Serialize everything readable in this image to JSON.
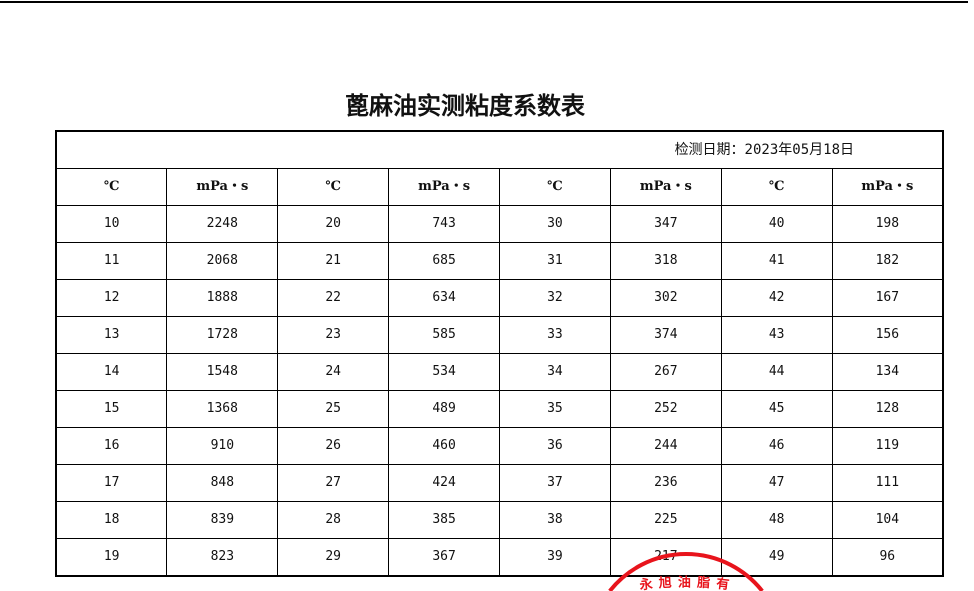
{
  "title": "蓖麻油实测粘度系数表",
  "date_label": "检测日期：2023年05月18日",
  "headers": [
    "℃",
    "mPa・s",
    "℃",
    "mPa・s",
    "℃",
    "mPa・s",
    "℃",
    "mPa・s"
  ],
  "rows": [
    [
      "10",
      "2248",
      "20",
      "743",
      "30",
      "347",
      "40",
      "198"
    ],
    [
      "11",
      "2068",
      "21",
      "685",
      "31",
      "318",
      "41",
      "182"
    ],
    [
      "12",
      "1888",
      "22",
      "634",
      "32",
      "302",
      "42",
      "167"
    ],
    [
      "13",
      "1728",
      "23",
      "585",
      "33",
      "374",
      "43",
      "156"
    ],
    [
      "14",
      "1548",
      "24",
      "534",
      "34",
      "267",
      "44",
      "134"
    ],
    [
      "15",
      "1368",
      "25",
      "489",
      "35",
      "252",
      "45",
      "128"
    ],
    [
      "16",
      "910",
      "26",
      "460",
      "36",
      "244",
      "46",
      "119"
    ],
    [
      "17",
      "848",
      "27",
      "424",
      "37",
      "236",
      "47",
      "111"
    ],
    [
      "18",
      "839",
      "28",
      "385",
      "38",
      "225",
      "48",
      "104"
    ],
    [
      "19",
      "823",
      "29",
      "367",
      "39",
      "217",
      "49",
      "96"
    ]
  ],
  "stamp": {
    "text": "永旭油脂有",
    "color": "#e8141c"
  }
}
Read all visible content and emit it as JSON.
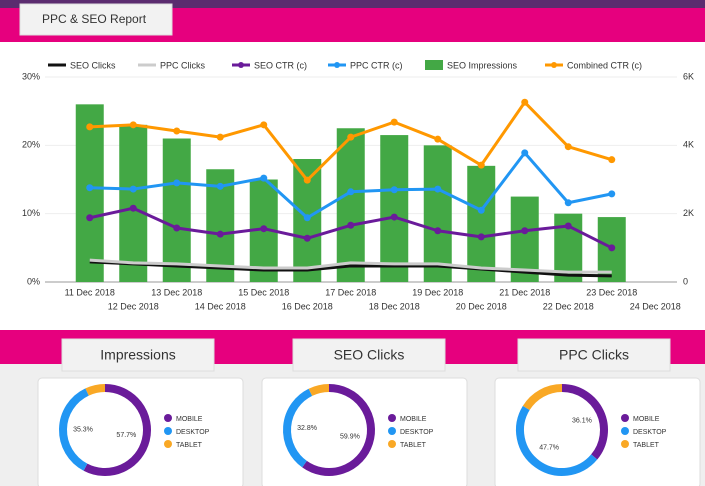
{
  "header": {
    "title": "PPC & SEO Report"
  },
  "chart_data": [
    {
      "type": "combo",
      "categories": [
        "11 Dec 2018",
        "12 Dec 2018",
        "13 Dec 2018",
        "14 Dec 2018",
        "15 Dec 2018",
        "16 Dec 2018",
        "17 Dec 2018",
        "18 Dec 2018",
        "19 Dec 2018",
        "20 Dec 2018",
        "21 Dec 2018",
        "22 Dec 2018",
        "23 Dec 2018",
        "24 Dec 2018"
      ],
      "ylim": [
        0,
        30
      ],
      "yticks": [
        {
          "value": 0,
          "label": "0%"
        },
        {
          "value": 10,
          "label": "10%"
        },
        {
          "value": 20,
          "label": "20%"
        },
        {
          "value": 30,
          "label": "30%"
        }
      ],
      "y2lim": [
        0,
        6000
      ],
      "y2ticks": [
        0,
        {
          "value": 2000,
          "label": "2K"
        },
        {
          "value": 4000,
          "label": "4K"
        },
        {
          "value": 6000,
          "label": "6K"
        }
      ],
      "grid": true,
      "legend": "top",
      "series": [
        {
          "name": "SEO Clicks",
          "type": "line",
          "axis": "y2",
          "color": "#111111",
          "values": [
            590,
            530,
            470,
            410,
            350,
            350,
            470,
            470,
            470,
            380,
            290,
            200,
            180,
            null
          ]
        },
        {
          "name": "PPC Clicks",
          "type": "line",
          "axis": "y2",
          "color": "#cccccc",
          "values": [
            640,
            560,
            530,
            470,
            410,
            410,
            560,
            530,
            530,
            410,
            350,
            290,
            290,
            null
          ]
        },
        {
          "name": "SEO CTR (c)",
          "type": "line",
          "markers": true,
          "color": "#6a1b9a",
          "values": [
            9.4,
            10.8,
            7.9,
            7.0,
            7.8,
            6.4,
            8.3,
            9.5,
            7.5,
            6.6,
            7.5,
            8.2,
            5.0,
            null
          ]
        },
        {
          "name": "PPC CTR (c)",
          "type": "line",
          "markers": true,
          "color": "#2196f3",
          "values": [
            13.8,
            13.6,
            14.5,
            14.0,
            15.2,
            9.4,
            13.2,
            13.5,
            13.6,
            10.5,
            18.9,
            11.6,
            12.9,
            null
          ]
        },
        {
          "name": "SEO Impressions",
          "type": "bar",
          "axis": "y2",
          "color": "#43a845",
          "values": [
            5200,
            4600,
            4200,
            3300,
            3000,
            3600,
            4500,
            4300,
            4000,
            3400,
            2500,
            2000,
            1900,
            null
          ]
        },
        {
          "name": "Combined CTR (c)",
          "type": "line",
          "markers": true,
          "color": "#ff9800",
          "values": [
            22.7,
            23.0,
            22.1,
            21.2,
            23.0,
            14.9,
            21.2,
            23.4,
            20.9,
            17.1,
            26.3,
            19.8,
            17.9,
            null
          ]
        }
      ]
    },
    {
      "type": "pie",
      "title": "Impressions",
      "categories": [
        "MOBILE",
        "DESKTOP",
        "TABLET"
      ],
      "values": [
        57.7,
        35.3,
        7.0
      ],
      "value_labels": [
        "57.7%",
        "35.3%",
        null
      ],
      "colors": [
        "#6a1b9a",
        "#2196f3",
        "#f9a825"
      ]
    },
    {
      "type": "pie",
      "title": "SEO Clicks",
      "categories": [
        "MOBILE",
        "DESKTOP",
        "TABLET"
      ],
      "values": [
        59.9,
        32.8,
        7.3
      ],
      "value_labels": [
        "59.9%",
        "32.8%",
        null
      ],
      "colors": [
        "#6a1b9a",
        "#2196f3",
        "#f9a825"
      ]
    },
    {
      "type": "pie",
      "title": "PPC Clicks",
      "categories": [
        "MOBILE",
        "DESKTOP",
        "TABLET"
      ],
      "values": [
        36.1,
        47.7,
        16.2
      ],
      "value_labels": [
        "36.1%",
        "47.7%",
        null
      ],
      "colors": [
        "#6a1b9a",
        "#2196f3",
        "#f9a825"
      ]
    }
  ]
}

##########

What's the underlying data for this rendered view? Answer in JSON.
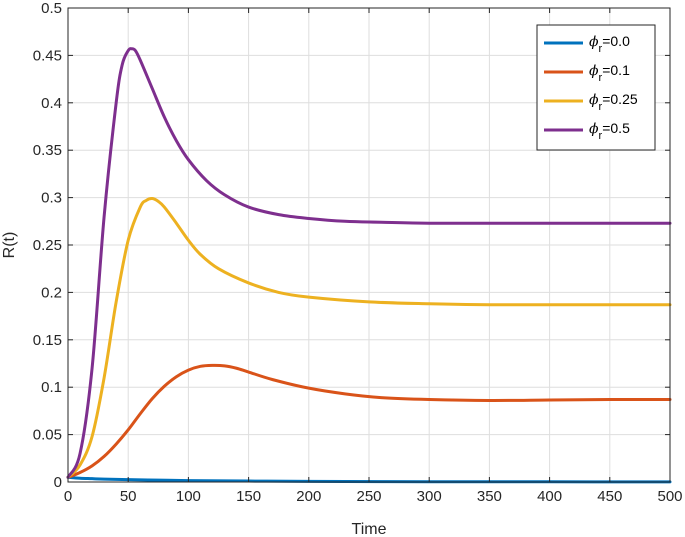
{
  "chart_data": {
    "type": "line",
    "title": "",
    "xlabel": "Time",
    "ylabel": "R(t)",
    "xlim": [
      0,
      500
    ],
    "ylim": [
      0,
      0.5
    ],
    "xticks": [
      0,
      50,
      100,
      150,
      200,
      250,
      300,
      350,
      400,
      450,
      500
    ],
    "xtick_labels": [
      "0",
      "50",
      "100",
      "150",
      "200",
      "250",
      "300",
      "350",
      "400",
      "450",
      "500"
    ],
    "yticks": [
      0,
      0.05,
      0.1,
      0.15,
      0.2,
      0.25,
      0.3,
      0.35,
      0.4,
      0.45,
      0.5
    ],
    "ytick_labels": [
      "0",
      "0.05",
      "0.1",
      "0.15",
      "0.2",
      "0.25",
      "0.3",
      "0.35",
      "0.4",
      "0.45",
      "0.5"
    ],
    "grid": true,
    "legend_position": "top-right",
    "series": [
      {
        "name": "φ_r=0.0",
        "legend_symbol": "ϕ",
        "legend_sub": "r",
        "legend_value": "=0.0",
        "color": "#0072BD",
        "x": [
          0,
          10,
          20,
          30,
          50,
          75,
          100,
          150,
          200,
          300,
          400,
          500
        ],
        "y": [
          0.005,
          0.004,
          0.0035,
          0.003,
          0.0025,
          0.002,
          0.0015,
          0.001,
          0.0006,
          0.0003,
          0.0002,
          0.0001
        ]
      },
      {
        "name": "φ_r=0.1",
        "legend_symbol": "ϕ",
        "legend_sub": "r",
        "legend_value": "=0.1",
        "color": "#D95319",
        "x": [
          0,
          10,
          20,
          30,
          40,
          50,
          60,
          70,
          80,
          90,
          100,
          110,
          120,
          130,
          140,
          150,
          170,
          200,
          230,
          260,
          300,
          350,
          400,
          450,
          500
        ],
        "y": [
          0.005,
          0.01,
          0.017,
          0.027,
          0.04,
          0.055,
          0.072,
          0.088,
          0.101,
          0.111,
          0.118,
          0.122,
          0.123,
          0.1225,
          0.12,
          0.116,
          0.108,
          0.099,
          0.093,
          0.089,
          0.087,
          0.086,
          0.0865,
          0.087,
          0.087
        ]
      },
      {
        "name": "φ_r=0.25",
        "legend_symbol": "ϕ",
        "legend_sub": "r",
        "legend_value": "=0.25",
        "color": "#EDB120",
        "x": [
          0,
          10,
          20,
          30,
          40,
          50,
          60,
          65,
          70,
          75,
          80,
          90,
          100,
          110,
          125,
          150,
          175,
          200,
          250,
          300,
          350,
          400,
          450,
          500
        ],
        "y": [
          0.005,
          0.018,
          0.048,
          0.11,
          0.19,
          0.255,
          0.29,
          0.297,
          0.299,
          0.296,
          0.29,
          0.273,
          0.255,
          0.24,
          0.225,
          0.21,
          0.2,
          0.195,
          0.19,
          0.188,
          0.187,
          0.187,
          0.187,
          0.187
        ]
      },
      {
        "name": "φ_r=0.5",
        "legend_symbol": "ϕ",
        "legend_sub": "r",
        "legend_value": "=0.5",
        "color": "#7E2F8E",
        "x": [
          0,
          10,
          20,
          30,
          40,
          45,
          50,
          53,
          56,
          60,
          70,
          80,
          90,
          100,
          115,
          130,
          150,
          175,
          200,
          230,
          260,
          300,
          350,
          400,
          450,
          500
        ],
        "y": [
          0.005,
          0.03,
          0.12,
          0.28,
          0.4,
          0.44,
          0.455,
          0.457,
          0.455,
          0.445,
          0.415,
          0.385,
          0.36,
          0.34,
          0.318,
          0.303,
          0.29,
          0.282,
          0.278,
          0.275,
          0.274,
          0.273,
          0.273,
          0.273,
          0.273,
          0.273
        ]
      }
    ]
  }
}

##########

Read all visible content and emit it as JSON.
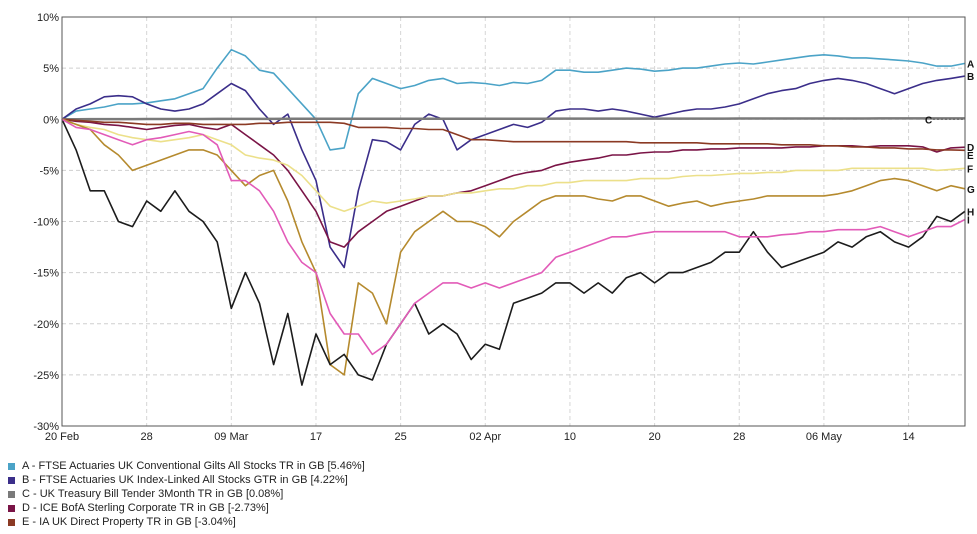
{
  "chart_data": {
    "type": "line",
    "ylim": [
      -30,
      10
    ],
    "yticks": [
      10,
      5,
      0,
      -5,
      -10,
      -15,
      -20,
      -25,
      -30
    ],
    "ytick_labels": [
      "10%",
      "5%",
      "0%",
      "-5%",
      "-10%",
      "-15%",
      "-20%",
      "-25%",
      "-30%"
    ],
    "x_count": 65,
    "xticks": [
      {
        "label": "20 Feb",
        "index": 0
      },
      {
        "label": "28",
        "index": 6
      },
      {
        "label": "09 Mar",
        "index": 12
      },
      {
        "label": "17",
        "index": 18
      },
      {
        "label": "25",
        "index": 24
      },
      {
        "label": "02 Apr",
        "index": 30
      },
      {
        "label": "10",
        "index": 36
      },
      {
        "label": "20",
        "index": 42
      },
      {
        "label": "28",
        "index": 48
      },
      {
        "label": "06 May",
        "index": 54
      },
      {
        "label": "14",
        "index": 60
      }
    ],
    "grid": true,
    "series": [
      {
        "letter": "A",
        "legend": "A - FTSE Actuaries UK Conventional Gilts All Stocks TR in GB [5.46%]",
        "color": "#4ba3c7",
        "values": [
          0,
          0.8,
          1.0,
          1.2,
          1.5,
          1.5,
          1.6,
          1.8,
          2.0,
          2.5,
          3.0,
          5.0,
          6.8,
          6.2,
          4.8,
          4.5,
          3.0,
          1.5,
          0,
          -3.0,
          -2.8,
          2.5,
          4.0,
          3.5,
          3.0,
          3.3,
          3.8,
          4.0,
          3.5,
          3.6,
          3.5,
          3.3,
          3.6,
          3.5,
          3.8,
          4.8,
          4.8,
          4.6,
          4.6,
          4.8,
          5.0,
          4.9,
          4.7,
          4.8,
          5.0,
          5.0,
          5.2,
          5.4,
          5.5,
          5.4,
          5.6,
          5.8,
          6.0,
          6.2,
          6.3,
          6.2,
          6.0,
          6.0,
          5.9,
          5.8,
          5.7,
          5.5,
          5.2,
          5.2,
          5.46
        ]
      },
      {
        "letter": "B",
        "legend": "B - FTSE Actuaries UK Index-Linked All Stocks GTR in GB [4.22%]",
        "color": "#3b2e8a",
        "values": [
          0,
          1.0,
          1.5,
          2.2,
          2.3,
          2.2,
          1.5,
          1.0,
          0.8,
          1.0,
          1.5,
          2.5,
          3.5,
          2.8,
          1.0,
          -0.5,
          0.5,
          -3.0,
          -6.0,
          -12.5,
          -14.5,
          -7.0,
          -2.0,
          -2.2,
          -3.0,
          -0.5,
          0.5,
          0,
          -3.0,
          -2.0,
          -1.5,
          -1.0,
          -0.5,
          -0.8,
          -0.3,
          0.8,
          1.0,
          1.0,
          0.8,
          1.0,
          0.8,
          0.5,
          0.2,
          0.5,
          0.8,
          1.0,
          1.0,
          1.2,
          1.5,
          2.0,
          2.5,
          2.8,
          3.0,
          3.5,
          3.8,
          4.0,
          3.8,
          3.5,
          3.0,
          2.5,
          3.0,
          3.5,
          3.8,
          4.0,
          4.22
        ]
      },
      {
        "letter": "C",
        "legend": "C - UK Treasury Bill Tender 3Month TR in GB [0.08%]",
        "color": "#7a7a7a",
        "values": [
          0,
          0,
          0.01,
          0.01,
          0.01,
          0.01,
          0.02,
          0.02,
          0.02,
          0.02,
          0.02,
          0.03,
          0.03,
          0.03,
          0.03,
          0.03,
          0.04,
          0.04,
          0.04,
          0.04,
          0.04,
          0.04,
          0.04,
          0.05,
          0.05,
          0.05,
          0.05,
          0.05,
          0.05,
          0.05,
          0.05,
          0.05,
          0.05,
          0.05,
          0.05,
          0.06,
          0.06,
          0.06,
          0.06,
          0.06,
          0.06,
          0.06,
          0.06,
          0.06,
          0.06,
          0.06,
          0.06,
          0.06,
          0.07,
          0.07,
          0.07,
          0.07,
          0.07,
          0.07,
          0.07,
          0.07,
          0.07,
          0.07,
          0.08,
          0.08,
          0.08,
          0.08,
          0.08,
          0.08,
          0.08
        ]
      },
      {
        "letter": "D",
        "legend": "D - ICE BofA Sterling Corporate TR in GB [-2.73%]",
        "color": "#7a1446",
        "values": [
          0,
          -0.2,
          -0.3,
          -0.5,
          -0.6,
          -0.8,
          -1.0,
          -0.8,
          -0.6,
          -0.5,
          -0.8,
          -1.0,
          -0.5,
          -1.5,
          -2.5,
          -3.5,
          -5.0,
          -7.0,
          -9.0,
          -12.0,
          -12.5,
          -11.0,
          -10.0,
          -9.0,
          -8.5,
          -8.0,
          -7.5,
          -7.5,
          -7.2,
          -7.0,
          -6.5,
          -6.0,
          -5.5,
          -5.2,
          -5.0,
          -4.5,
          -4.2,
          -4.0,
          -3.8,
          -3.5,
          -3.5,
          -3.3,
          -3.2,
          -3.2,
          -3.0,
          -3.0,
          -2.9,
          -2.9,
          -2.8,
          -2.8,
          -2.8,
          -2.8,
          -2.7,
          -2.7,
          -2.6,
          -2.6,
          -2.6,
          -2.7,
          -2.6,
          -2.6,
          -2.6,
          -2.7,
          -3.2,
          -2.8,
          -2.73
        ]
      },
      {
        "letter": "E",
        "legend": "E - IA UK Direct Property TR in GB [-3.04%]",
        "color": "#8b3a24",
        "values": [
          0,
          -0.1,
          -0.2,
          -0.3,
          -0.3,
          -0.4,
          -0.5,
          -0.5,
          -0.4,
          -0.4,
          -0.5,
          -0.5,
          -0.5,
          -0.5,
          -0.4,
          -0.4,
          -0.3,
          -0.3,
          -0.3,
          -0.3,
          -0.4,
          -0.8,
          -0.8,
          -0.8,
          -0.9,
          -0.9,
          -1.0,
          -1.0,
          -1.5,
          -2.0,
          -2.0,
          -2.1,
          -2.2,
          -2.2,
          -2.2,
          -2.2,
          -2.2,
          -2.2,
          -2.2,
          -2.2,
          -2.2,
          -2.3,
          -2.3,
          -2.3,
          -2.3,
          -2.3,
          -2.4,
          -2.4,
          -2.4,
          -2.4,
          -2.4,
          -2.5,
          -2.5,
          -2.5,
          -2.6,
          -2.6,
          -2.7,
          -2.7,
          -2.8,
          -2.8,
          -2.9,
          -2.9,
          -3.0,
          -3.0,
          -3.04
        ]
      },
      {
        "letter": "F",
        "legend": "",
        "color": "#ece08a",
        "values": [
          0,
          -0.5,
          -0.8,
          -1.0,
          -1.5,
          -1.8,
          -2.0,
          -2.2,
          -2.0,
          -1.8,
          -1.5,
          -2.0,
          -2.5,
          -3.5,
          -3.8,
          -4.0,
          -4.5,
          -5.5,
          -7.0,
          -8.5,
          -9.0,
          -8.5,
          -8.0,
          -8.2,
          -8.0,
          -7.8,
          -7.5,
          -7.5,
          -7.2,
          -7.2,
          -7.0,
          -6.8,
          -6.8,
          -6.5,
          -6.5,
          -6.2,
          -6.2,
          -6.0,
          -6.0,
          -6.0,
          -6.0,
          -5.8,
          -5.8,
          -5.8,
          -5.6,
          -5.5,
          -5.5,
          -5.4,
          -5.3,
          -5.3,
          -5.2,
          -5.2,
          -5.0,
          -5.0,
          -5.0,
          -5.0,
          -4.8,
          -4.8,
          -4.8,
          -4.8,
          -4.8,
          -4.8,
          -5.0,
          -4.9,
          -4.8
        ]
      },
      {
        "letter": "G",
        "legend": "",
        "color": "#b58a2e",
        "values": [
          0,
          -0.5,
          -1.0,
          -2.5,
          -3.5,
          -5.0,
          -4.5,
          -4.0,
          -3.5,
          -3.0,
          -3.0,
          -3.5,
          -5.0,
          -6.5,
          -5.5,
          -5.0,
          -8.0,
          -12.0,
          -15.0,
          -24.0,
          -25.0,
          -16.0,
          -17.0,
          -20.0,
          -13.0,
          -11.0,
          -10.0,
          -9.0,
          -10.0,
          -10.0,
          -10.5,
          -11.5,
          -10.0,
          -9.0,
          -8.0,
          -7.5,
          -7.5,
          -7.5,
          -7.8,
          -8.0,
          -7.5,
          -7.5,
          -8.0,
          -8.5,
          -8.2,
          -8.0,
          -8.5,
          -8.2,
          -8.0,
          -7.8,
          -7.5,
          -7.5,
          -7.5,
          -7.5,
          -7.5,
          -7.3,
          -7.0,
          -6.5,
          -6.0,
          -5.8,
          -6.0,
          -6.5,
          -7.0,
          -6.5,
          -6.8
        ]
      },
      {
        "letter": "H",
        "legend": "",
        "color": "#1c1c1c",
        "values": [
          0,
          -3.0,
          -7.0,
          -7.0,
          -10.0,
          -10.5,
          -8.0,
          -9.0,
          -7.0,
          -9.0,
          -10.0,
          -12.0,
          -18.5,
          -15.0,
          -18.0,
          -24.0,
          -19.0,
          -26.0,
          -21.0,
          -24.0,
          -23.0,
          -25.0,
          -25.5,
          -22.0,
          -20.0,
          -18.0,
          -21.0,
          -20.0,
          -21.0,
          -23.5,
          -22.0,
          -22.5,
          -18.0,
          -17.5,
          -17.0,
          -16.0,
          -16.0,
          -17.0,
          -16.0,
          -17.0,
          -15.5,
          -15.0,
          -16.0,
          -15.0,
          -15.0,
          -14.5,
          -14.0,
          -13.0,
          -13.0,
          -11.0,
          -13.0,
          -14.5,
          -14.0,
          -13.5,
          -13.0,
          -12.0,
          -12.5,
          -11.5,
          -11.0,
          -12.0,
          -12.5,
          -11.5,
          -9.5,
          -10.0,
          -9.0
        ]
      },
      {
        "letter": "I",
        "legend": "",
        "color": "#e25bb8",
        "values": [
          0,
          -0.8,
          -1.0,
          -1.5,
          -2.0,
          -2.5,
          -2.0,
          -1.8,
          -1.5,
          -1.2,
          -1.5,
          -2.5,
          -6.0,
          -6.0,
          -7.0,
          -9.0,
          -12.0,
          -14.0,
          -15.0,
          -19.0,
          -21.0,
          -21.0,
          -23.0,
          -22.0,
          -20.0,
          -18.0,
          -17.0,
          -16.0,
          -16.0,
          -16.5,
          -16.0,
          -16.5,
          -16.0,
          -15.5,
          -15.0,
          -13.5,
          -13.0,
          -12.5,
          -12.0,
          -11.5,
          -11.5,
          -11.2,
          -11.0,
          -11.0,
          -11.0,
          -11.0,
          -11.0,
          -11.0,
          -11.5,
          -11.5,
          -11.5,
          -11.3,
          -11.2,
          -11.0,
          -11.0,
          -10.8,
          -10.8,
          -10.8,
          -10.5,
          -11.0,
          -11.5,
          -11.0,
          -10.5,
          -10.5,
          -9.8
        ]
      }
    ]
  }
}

##########

**Short task:** Report how many lines of the records above contain the word "letter", giving only the number.

**Result of this task:** 9